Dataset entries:
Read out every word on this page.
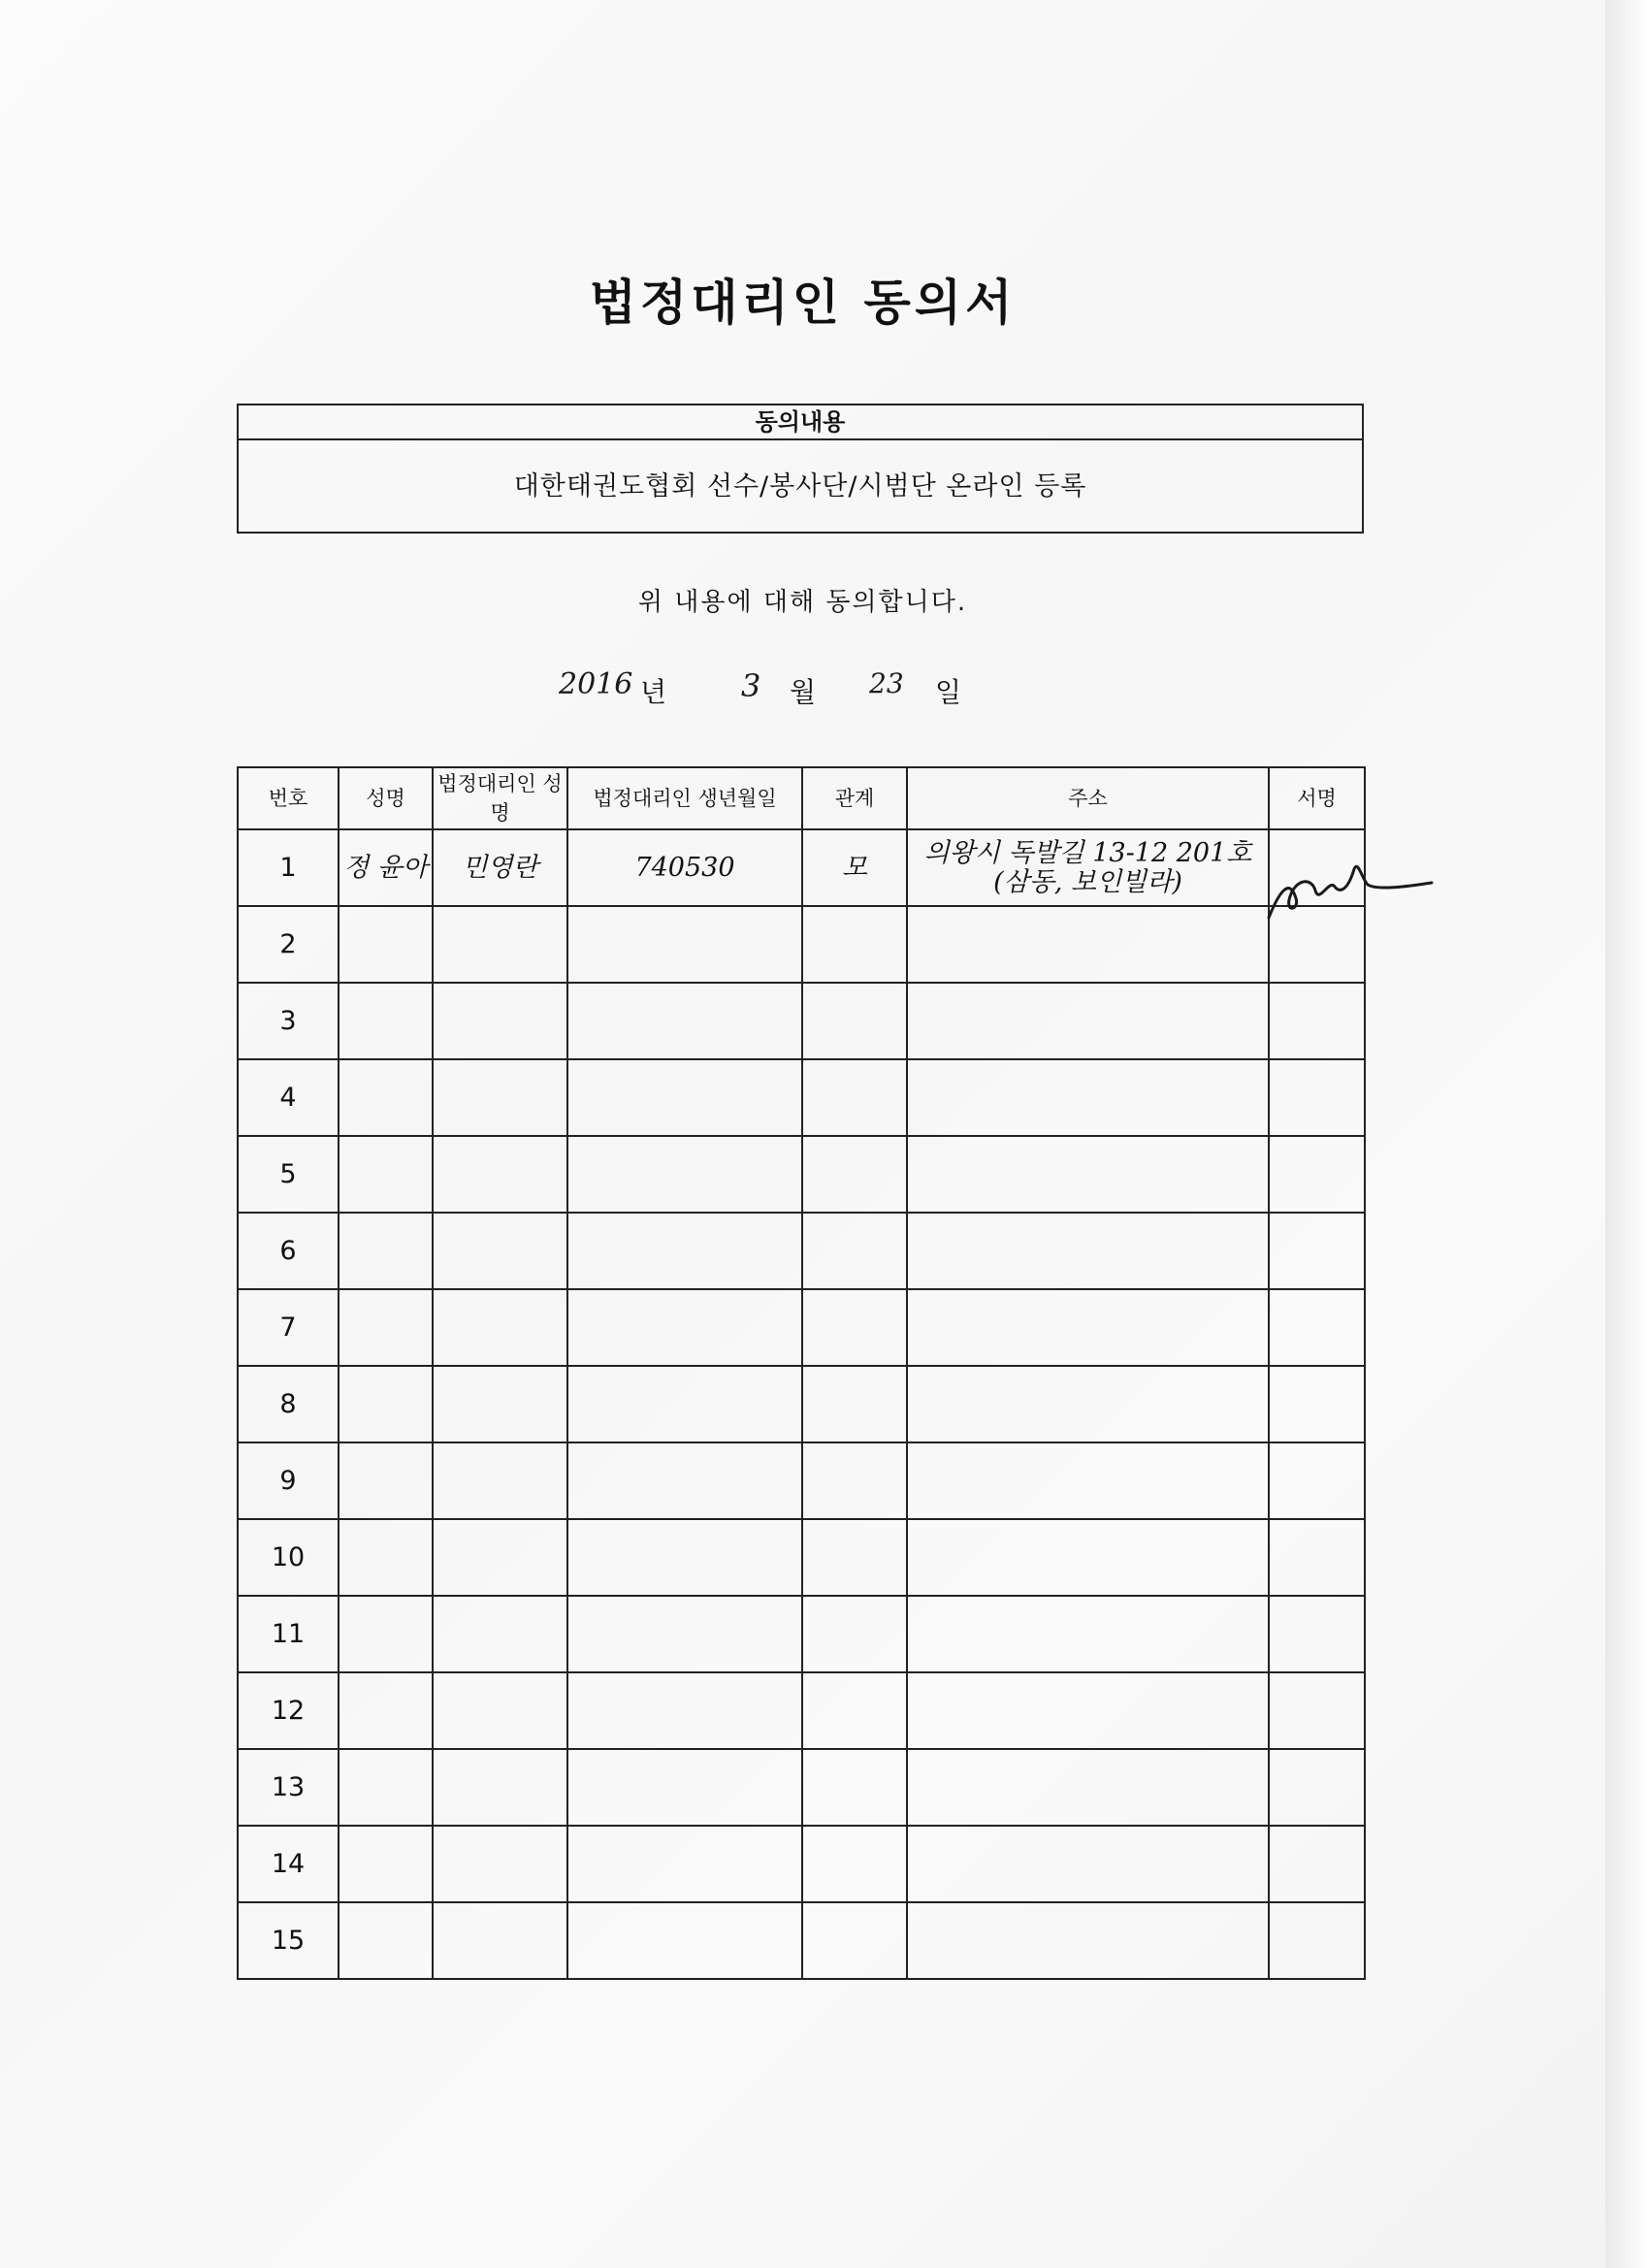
법정대리인 동의서
동의내용
대한태권도협회 선수/봉사단/시범단 온라인 등록
위 내용에 대해 동의합니다.
2016 년 3 월 23 일
번호	성명	법정대리인 성명	법정대리인 생년월일	관계	주소	서명
1	정 윤아	민영란	740530	모	의왕시 독발길 13-12 201호 (삼동, 보인빌라)	
2						
3						
4						
5						
6						
7						
8						
9						
10						
11						
12						
13						
14						
15						
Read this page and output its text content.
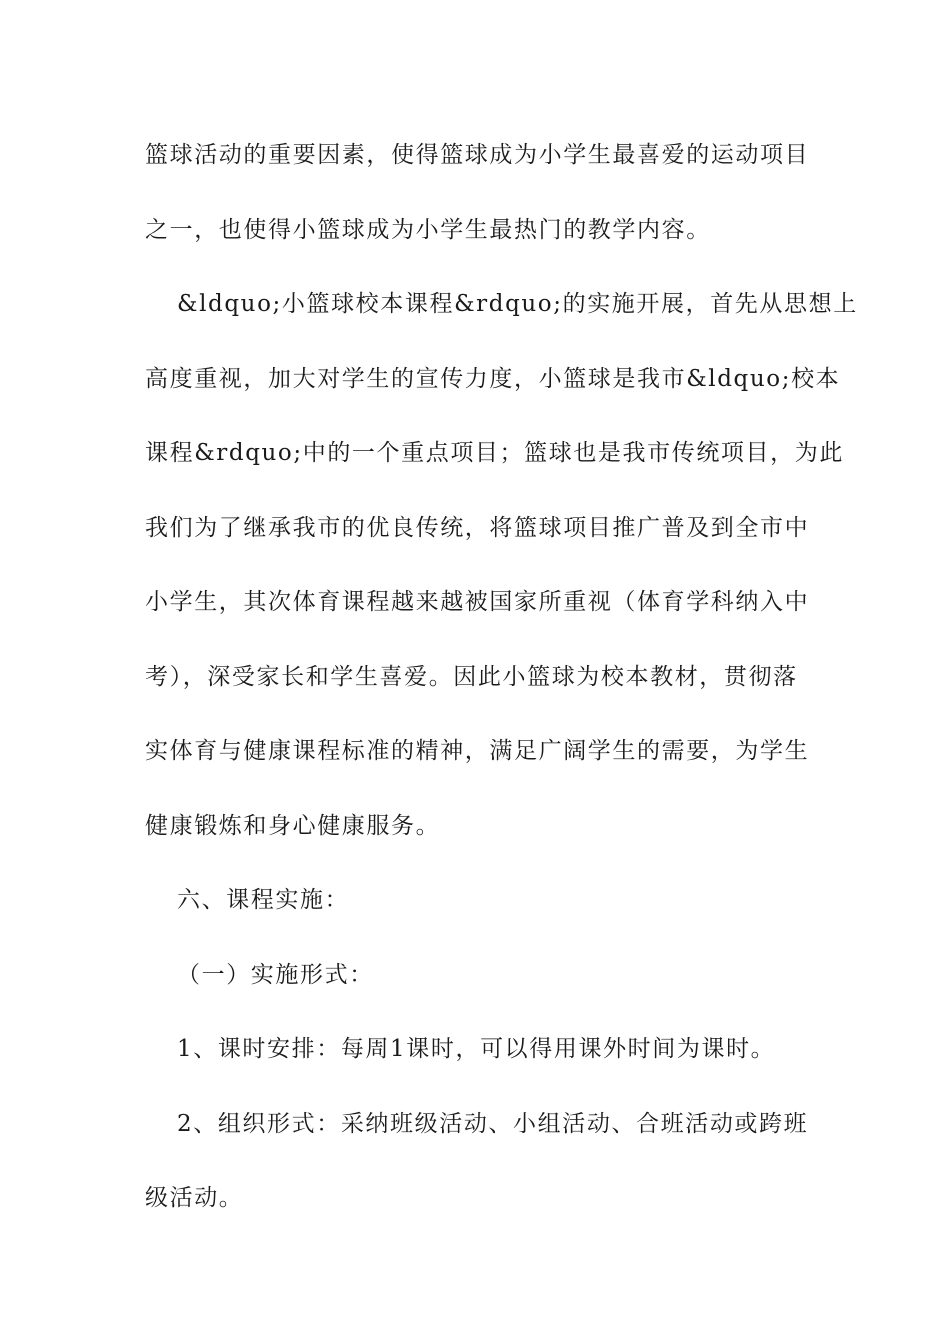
篮球活动的重要因素，使得篮球成为小学生最喜爱的运动项目
之一，也使得小篮球成为小学生最热门的教学内容。
&ldquo;小篮球校本课程&rdquo;的实施开展，首先从思想上
高度重视，加大对学生的宣传力度，小篮球是我市&ldquo;校本
课程&rdquo;中的一个重点项目；篮球也是我市传统项目，为此
我们为了继承我市的优良传统，将篮球项目推广普及到全市中
小学生，其次体育课程越来越被国家所重视（体育学科纳入中
考），深受家长和学生喜爱。因此小篮球为校本教材，贯彻落
实体育与健康课程标准的精神，满足广阔学生的需要，为学生
健康锻炼和身心健康服务。
六、课程实施：
（一）实施形式：
1、课时安排：每周1课时，可以得用课外时间为课时。
2、组织形式：采纳班级活动、小组活动、合班活动或跨班
级活动。
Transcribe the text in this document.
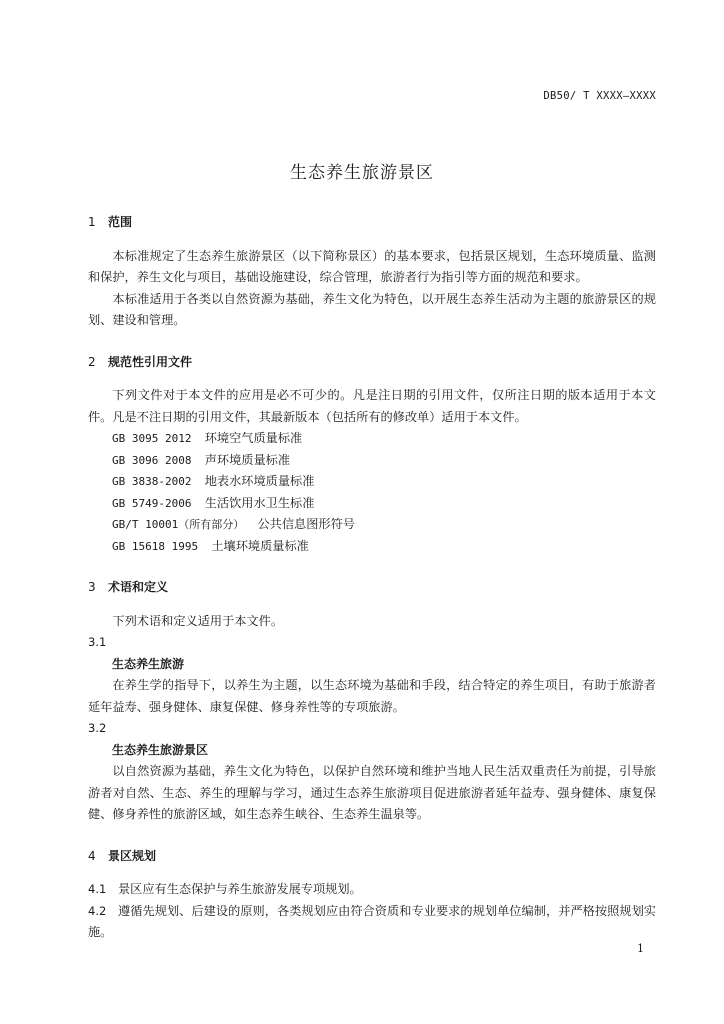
DB50/ T XXXX—XXXX
生态养生旅游景区

1 范围

本标准规定了生态养生旅游景区（以下简称景区）的基本要求，包括景区规划，生态环境质量、监测和保护，养生文化与项目，基础设施建设，综合管理，旅游者行为指引等方面的规范和要求。

本标准适用于各类以自然资源为基础，养生文化为特色，以开展生态养生活动为主题的旅游景区的规划、建设和管理。

2 规范性引用文件

下列文件对于本文件的应用是必不可少的。凡是注日期的引用文件，仅所注日期的版本适用于本文件。凡是不注日期的引用文件，其最新版本（包括所有的修改单）适用于本文件。

GB 3095 2012 环境空气质量标准

GB 3096 2008 声环境质量标准

GB 3838-2002 地表水环境质量标准

GB 5749-2006 生活饮用水卫生标准

GB/T 10001（所有部分） 公共信息图形符号

GB 15618 1995 土壤环境质量标准

3 术语和定义

下列术语和定义适用于本文件。

3.1

生态养生旅游

在养生学的指导下，以养生为主题，以生态环境为基础和手段，结合特定的养生项目，有助于旅游者延年益寿、强身健体、康复保健、修身养性等的专项旅游。

3.2

生态养生旅游景区

以自然资源为基础，养生文化为特色，以保护自然环境和维护当地人民生活双重责任为前提，引导旅游者对自然、生态、养生的理解与学习，通过生态养生旅游项目促进旅游者延年益寿、强身健体、康复保健、修身养性的旅游区域，如生态养生峡谷、生态养生温泉等。

4 景区规划

4.1 景区应有生态保护与养生旅游发展专项规划。

4.2 遵循先规划、后建设的原则，各类规划应由符合资质和专业要求的规划单位编制，并严格按照规划实施。

1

> **What needs to be done**
From the entries, copy out each line containing the word "Read".

> **Complete output**
Read out every word on this page.
Read this page and output its text content.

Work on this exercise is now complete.